** Directions **
Copy out the lines word for word, starting with the line that contains "Patent image size: (1452, 956)." and going on through the line that contains "The horizontal top block 23 is", with both of those lines included.

/---

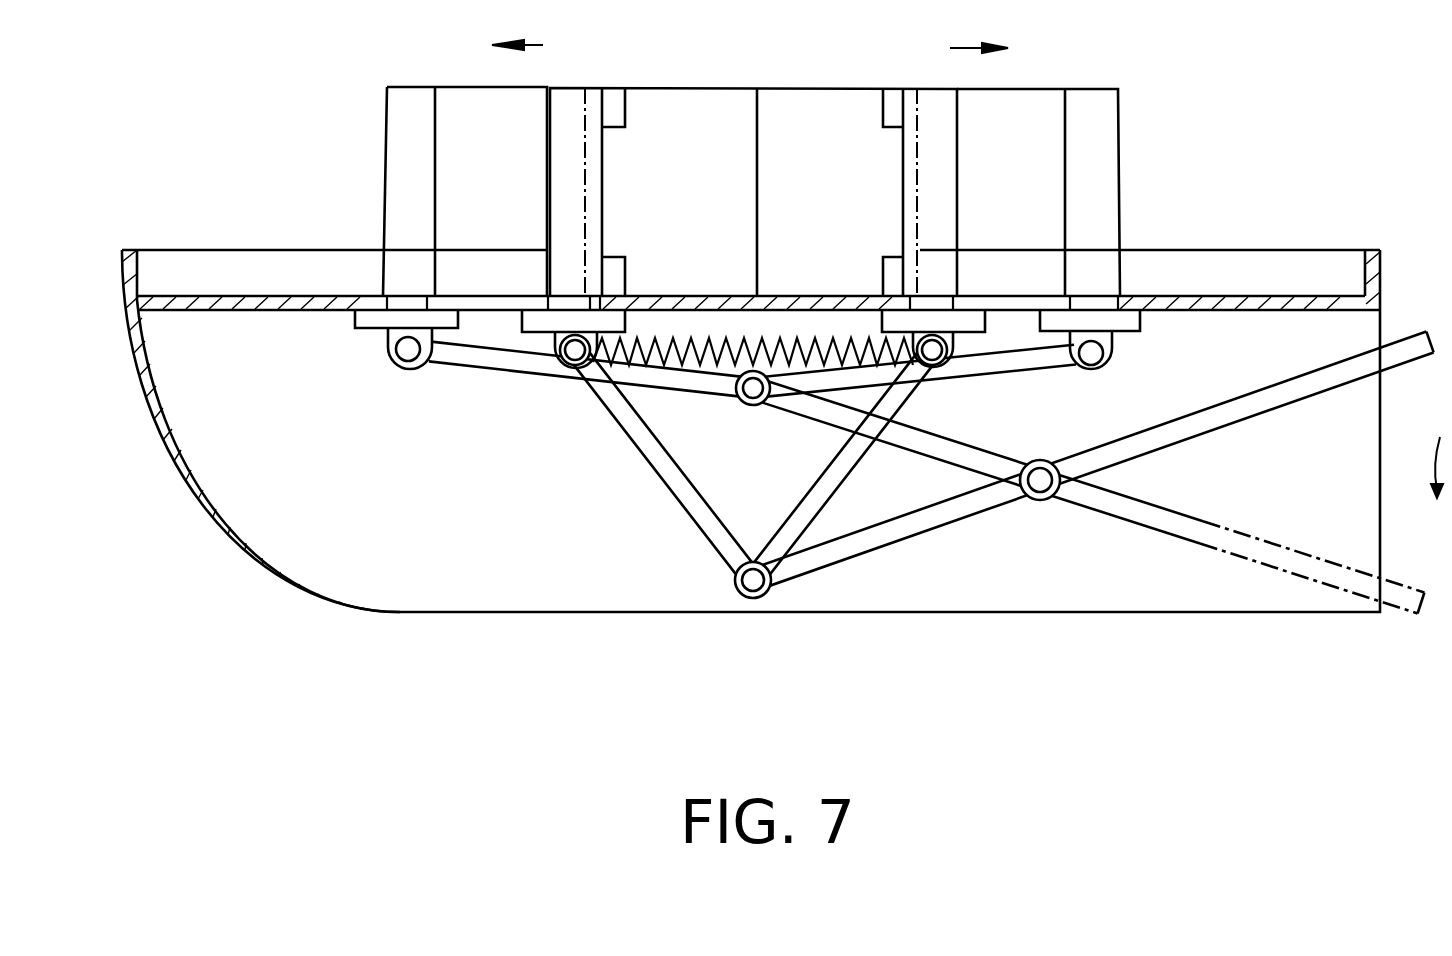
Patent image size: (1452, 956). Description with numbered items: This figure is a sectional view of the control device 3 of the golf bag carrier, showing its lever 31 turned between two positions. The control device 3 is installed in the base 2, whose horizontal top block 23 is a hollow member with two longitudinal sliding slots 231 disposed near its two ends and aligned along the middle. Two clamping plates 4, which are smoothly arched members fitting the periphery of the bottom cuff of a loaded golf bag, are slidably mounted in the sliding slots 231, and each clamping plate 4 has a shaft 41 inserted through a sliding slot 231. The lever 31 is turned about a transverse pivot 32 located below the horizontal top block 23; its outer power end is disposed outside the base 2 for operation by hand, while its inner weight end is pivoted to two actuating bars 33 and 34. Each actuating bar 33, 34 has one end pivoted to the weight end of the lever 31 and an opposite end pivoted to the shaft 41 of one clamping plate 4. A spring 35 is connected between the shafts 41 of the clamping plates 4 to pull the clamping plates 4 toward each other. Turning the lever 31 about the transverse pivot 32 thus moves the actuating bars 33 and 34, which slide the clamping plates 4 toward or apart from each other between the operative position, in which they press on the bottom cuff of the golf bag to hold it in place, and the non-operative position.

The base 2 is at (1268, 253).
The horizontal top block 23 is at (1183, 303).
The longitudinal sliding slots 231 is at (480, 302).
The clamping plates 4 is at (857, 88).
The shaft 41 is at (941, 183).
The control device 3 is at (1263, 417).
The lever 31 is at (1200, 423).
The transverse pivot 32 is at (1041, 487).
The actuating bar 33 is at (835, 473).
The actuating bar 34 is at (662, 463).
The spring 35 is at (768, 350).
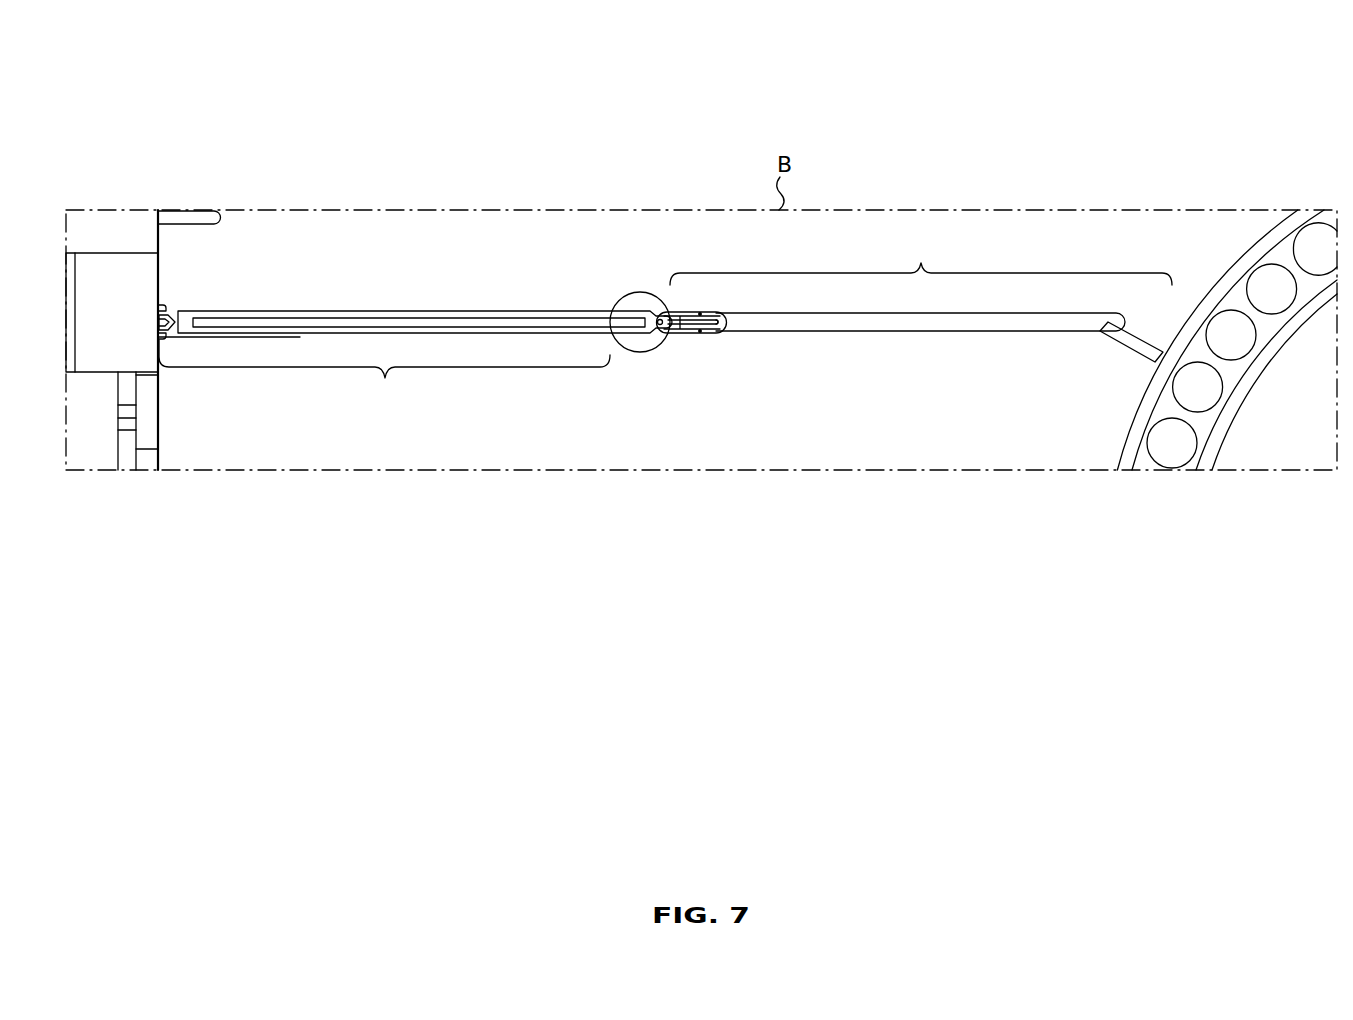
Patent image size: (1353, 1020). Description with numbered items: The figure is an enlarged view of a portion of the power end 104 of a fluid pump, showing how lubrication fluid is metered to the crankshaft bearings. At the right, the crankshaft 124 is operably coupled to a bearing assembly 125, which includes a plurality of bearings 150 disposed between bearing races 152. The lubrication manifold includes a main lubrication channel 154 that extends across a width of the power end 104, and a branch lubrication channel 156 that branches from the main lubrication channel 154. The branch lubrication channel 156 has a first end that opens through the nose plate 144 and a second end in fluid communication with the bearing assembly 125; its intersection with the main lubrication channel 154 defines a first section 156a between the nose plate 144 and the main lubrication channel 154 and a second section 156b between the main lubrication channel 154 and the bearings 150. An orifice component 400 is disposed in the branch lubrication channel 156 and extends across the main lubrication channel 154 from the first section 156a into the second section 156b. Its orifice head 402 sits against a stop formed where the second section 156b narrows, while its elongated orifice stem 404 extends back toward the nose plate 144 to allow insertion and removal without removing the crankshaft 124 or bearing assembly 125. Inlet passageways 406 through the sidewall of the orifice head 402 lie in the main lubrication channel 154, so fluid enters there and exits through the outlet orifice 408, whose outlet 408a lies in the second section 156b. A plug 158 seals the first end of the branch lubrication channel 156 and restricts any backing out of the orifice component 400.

\---
/---

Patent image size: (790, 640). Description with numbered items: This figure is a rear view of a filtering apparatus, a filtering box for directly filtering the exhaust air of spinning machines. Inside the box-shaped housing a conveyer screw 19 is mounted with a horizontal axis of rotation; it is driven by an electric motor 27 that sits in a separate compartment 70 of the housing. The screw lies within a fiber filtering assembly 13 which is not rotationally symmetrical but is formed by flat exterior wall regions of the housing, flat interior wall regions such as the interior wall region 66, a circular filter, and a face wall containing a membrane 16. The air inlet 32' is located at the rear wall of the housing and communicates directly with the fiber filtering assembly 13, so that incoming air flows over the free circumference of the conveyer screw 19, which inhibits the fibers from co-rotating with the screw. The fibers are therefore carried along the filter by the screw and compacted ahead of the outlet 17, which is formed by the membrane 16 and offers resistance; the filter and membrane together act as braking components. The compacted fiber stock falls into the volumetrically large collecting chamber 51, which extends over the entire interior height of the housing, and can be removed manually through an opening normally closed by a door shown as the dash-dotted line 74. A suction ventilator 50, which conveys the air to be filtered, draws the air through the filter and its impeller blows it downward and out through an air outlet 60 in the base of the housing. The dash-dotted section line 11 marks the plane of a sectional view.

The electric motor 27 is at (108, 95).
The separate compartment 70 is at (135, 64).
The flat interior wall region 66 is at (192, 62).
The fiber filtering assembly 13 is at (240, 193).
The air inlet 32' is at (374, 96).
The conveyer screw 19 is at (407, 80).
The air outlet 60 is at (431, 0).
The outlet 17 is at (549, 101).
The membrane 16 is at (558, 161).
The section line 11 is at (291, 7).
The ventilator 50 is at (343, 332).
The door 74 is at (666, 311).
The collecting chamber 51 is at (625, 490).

\---

** Written answer **
Patent image size: (1452, 956). Description with numbered items: This figure is a sectional view of the control device 3 of the golf bag carrier, showing its lever 31 turned between two positions. The control device 3 is installed in the base 2, whose horizontal top block 23 is a hollow member with two longitudinal sliding slots 231 disposed near its two ends and aligned along the middle. Two clamping plates 4, which are smoothly arched members fitting the periphery of the bottom cuff of a loaded golf bag, are slidably mounted in the sliding slots 231, and each clamping plate 4 has a shaft 41 inserted through a sliding slot 231. The lever 31 is turned about a transverse pivot 32 located below the horizontal top block 23; its outer power end is disposed outside the base 2 for operation by hand, while its inner weight end is pivoted to two actuating bars 33 and 34. Each actuating bar 33, 34 has one end pivoted to the weight end of the lever 31 and an opposite end pivoted to the shaft 41 of one clamping plate 4. A spring 35 is connected between the shafts 41 of the clamping plates 4 to pull the clamping plates 4 toward each other. Turning the lever 31 about the transverse pivot 32 thus moves the actuating bars 33 and 34, which slide the clamping plates 4 toward or apart from each other between the operative position, in which they press on the bottom cuff of the golf bag to hold it in place, and the non-operative position.

The base 2 is at (1268, 253).
The horizontal top block 23 is at (1183, 303).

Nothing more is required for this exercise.